Instructions to follow: In the listing below, count each line containing "section" and answer with the count only.

The input:
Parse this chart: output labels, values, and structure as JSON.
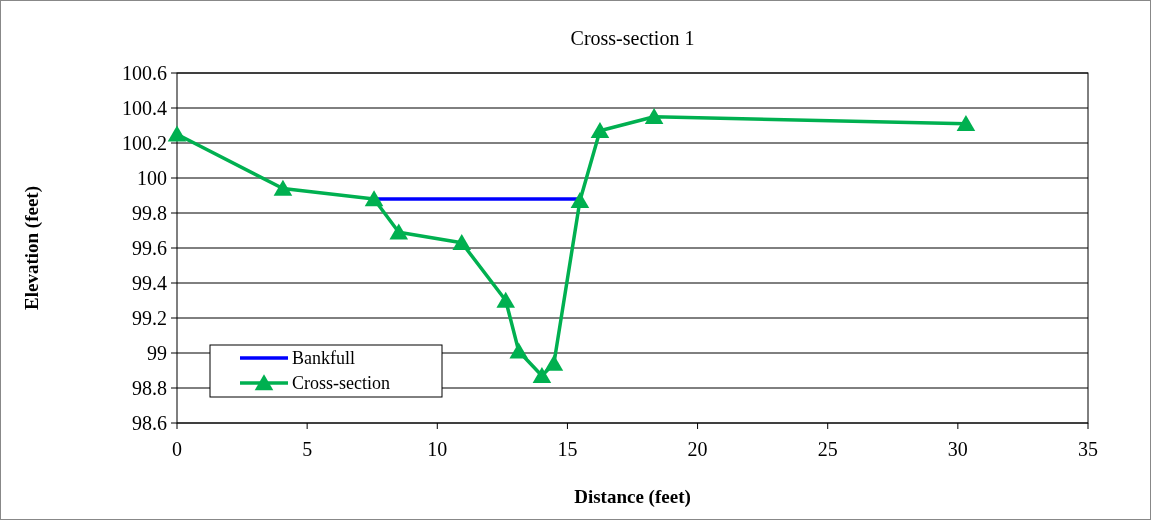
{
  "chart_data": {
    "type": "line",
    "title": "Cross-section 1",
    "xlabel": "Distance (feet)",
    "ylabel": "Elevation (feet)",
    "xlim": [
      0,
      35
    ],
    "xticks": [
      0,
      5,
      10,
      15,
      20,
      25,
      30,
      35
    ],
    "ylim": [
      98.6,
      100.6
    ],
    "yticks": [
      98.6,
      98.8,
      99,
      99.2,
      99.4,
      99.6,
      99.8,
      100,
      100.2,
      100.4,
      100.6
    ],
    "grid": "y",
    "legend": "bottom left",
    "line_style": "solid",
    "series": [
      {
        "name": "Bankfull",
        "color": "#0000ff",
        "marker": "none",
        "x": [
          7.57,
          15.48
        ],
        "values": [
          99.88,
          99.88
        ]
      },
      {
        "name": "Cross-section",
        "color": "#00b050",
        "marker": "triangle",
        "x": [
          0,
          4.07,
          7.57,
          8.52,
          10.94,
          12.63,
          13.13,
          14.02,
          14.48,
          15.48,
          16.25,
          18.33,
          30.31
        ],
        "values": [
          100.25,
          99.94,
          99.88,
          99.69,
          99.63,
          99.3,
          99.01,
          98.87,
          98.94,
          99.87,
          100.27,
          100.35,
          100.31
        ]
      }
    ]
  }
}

Result: 2